** Given task **
Write out the whole of the material exactly.

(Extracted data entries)
## START
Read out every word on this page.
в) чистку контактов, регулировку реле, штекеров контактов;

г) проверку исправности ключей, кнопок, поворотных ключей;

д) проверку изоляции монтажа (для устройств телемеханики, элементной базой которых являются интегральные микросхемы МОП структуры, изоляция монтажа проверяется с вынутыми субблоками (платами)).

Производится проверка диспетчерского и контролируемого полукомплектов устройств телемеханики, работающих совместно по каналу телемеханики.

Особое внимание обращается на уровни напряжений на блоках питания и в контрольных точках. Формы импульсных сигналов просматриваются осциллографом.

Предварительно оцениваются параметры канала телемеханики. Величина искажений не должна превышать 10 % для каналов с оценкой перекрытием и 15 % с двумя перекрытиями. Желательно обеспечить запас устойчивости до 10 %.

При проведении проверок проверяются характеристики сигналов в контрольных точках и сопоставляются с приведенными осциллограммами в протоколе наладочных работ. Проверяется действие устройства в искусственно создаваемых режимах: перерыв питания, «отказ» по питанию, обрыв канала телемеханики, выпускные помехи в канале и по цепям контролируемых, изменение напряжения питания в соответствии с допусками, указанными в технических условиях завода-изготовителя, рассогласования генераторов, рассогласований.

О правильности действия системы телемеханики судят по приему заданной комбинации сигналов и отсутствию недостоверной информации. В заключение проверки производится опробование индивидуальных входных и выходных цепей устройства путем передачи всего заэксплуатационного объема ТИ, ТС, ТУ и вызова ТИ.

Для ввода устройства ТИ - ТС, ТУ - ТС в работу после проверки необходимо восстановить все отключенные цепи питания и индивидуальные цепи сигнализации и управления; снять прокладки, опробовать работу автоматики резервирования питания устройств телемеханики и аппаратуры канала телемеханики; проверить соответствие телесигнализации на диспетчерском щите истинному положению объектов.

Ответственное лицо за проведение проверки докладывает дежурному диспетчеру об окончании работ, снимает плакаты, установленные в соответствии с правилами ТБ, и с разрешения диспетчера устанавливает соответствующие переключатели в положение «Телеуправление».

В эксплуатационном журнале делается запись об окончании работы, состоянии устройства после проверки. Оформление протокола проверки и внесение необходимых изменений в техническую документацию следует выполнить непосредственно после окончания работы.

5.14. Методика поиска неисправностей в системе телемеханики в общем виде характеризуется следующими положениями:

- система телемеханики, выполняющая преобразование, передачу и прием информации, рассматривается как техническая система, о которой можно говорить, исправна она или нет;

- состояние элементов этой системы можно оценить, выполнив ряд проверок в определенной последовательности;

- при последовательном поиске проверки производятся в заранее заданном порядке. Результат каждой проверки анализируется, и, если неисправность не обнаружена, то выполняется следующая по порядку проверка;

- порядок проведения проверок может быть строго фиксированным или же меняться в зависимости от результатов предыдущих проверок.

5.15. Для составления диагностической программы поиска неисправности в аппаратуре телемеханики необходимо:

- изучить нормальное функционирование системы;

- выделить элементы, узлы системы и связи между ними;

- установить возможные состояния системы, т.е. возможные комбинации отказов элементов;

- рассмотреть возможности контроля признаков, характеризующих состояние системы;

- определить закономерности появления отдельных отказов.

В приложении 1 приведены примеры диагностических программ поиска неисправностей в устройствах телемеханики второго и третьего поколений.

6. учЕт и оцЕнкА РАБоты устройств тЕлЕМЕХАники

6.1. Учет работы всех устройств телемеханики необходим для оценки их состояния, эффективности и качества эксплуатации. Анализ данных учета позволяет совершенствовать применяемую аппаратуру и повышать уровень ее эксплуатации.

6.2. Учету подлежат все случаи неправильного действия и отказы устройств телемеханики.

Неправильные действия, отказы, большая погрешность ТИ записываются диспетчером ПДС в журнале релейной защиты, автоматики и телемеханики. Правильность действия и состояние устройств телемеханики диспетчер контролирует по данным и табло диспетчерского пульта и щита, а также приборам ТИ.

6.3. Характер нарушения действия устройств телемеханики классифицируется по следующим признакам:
## END
** The response **
Read out every word on this page.
в) чистку контактов, регулировку реле, штекеров контактов;

г) проверку исправности ключей, кнопок, поворотных ключей;

д) проверку изоляции монтажа (для устройств телемеханики, элементной базой которых являются интегральные микросхемы МОП структуры, изоляция монтажа проверяется с вынутыми субблоками (платами)).

Производится проверка диспетчерского и контролируемого полукомплектов устройств телемеханики, работающих совместно по каналу телемеханики.

Особое внимание обращается на уровни напряжений на блоках питания и в контрольных точках. Формы импульсных сигналов просматриваются осциллографом.

Предварительно оцениваются параметры канала телемеханики. Величина искажений не должна превышать 10 % для каналов с оценкой перекрытием и 15 % с двумя перекрытиями. Желательно обеспечить запас устойчивости до 10 %.

При проведении проверок проверяются характеристики сигналов в контрольных точках и сопоставляются с приведенными осциллограммами в протоколе наладочных работ. Проверяется действие устройства в искусственно создаваемых режимах: перерыв питания, «отказ» по питанию, обрыв канала телемеханики, выпускные помехи в канале и по цепям контролируемых, изменение напряжения питания в соответствии с допусками, указанными в технических условиях завода-изготовителя, рассогласования генераторов, рассогласований.

О правильности действия системы телемеханики судят по приему заданной комбинации сигналов и отсутствию недостоверной информации. В заключение проверки производится опробование индивидуальных входных и выходных цепей устройства путем передачи всего заэксплуатационного объема ТИ, ТС, ТУ и вызова ТИ.

Для ввода устройства ТИ - ТС, ТУ - ТС в работу после проверки необходимо восстановить все отключенные цепи питания и индивидуальные цепи сигнализации и управления; снять прокладки, опробовать работу автоматики резервирования питания устройств телемеханики и аппаратуры канала телемеханики; проверить соответствие телесигнализации на диспетчерском щите истинному положению объектов.

Ответственное лицо за проведение проверки докладывает дежурному диспетчеру об окончании работ, снимает плакаты, установленные в соответствии с правилами ТБ, и с разрешения диспетчера устанавливает соответствующие переключатели в положение «Телеуправление».

В эксплуатационном журнале делается запись об окончании работы, состоянии устройства после проверки. Оформление протокола проверки и внесение необходимых изменений в техническую документацию следует выполнить непосредственно после окончания работы.

5.14. Методика поиска неисправностей в системе телемеханики в общем виде характеризуется следующими положениями:

- система телемеханики, выполняющая преобразование, передачу и прием информации, рассматривается как техническая система, о которой можно говорить, исправна она или нет;

- состояние элементов этой системы можно оценить, выполнив ряд проверок в определенной последовательности;

- при последовательном поиске проверки производятся в заранее заданном порядке. Результат каждой проверки анализируется, и, если неисправность не обнаружена, то выполняется следующая по порядку проверка;

- порядок проведения проверок может быть строго фиксированным или же меняться в зависимости от результатов предыдущих проверок.

5.15. Для составления диагностической программы поиска неисправности в аппаратуре телемеханики необходимо:

- изучить нормальное функционирование системы;

- выделить элементы, узлы системы и связи между ними;

- установить возможные состояния системы, т.е. возможные комбинации отказов элементов;

- рассмотреть возможности контроля признаков, характеризующих состояние системы;

- определить закономерности появления отдельных отказов.

В приложении 1 приведены примеры диагностических программ поиска неисправностей в устройствах телемеханики второго и третьего поколений.

6. учЕт и оцЕнкА РАБоты устройств тЕлЕМЕХАники

6.1. Учет работы всех устройств телемеханики необходим для оценки их состояния, эффективности и качества эксплуатации. Анализ данных учета позволяет совершенствовать применяемую аппаратуру и повышать уровень ее эксплуатации.

6.2. Учету подлежат все случаи неправильного действия и отказы устройств телемеханики.

Неправильные действия, отказы, большая погрешность ТИ записываются диспетчером ПДС в журнале релейной защиты, автоматики и телемеханики. Правильность действия и состояние устройств телемеханики диспетчер контролирует по данным и табло диспетчерского пульта и щита, а также приборам ТИ.

6.3. Характер нарушения действия устройств телемеханики классифицируется по следующим признакам:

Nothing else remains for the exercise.